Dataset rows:

________

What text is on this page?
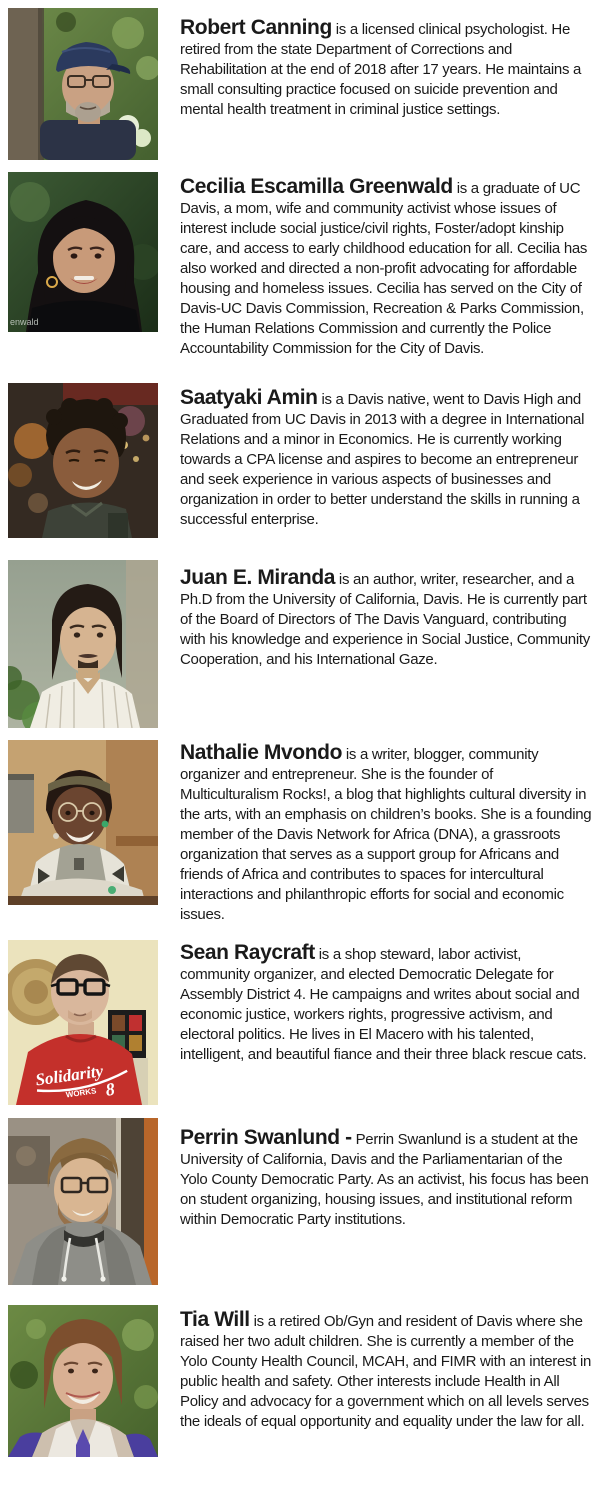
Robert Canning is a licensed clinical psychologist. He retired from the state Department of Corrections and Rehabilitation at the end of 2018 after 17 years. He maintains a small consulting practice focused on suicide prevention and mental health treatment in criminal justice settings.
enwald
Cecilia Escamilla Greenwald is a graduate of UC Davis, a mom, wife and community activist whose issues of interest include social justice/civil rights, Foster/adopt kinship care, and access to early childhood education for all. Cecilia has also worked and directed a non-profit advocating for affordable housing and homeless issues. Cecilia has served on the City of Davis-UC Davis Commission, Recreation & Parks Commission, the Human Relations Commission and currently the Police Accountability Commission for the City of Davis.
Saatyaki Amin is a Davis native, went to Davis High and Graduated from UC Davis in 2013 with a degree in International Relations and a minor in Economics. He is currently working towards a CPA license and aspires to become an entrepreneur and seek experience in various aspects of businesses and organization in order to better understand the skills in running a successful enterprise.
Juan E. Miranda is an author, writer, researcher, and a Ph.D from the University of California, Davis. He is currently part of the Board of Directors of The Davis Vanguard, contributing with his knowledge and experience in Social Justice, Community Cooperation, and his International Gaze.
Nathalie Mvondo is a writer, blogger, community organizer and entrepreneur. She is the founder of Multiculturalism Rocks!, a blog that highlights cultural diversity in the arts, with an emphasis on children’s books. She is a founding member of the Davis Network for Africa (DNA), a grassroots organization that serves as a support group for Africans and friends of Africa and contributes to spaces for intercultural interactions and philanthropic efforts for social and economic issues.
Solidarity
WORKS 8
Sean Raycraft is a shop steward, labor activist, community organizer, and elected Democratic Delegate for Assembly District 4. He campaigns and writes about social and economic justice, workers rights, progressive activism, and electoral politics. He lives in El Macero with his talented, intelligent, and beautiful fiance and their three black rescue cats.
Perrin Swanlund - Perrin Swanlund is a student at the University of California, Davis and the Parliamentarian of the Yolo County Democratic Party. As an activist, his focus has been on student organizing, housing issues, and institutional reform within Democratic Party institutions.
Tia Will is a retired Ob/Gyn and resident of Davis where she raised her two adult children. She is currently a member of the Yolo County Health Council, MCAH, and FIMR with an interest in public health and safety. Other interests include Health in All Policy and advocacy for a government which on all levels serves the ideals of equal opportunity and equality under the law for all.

________

Extract from the material all lines containing the string "interest".

SOLUTION FOR THIS EXERCISE:
Cecilia Escamilla Greenwald is a graduate of UC Davis, a mom, wife and community activist whose issues of interest include social justice/civil rights, Foster/adopt kinship care, and access to early childhood education for all. Cecilia has also worked and directed a non-profit advocating for affordable housing and homeless issues. Cecilia has served on the City of Davis-UC Davis Commission, Recreation & Parks Commission, the Human Relations Commission and currently the Police Accountability Commission for the City of Davis.
Tia Will is a retired Ob/Gyn and resident of Davis where she raised her two adult children. She is currently a member of the Yolo County Health Council, MCAH, and FIMR with an interest in public health and safety. Other interests include Health in All Policy and advocacy for a government which on all levels serves the ideals of equal opportunity and equality under the law for all.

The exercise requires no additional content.